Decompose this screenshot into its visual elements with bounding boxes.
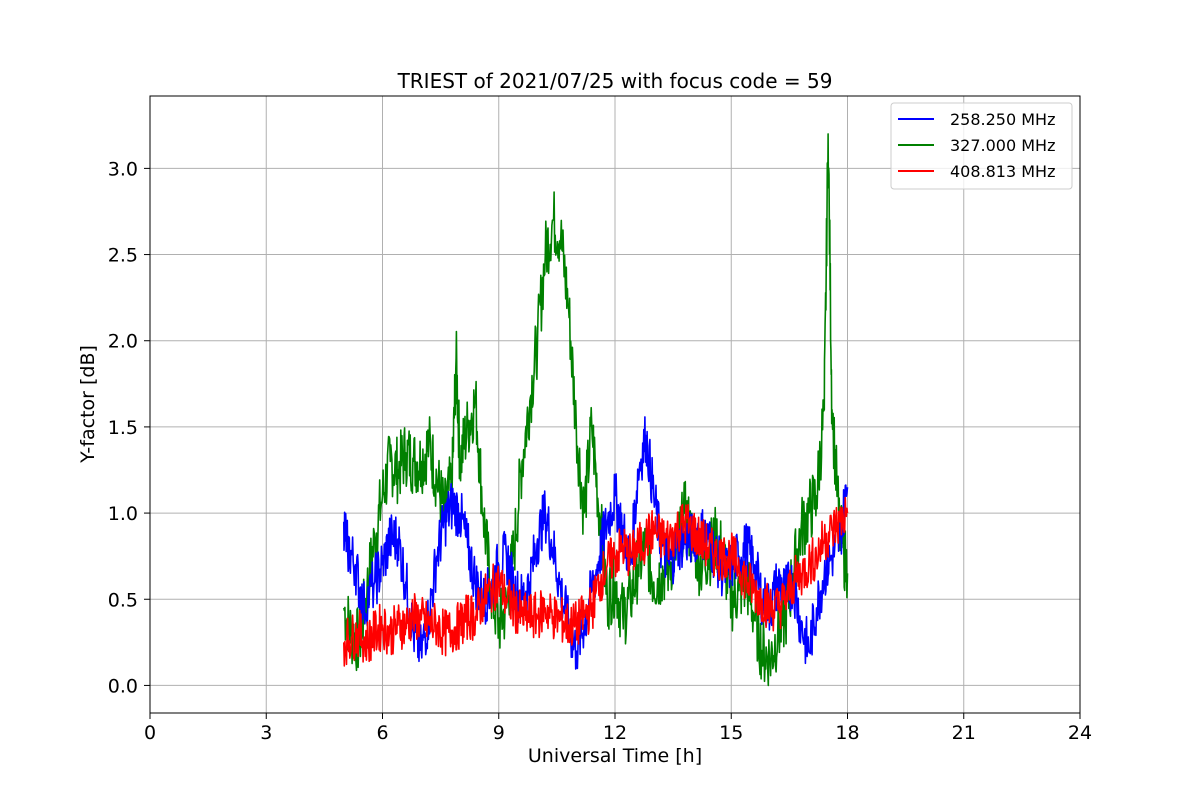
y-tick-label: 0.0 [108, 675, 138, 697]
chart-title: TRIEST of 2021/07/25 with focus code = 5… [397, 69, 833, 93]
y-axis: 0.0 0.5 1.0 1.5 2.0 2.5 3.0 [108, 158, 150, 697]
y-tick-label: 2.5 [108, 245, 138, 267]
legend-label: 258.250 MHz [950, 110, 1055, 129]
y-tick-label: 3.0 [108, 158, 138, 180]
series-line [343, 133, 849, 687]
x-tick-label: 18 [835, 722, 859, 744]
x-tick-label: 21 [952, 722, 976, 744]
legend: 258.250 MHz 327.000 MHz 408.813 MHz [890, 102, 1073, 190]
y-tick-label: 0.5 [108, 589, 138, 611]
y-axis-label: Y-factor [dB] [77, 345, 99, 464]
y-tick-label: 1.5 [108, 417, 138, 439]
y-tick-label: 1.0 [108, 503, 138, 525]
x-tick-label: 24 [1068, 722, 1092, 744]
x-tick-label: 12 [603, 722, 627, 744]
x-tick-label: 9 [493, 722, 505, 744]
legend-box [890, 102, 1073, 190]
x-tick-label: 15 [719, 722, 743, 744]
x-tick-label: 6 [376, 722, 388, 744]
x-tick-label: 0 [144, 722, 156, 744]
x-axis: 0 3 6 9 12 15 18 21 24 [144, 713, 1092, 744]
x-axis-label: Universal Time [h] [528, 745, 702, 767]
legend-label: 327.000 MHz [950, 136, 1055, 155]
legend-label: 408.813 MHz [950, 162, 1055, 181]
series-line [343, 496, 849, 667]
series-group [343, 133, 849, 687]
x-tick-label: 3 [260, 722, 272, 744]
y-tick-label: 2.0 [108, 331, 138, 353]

★ ★ ★ ★

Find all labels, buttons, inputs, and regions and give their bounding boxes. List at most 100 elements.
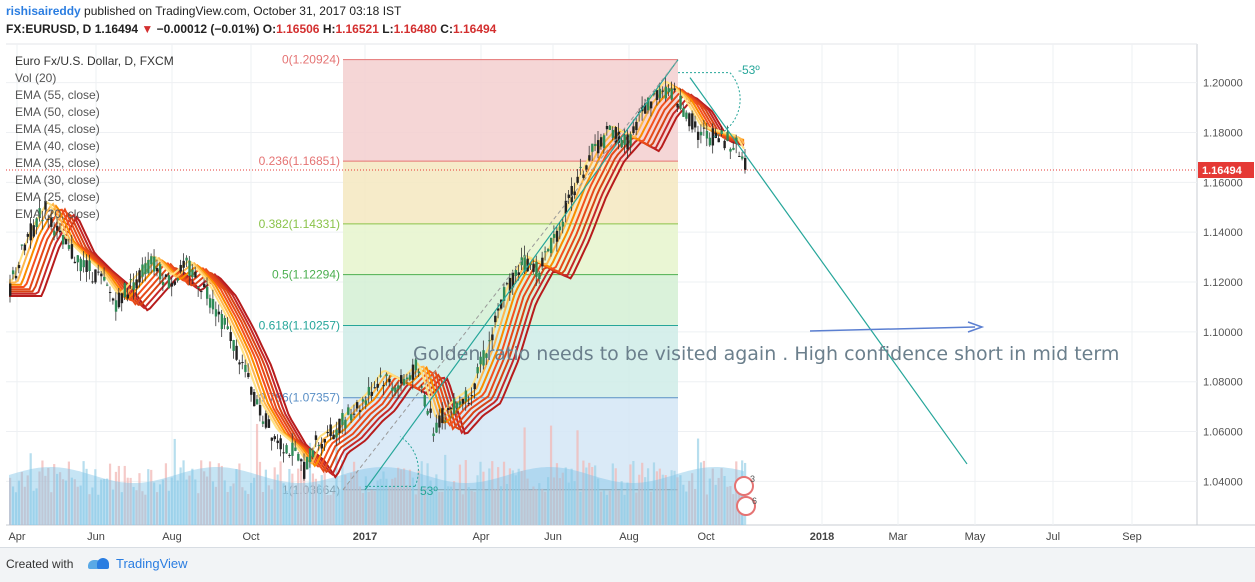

★ ★ ★ ★

Task prompt: In the listing, begin at the line that has "Decompose this screenshot" and stop after the line that has "y-tick-label: 3.0 [108, 158, 138, 180]". Reproduce those lines with "chart-title" replaced by "plot-title", change nothing else, and omit the pictures.

Final result:
Decompose this screenshot into its visual elements with bounding boxes.
y-tick-label: 0.0 [108, 675, 138, 697]
plot-title: TRIEST of 2021/07/25 with focus code = 5… [397, 69, 833, 93]
y-axis: 0.0 0.5 1.0 1.5 2.0 2.5 3.0 [108, 158, 150, 697]
y-tick-label: 2.5 [108, 245, 138, 267]
legend-label: 258.250 MHz [950, 110, 1055, 129]
y-tick-label: 3.0 [108, 158, 138, 180]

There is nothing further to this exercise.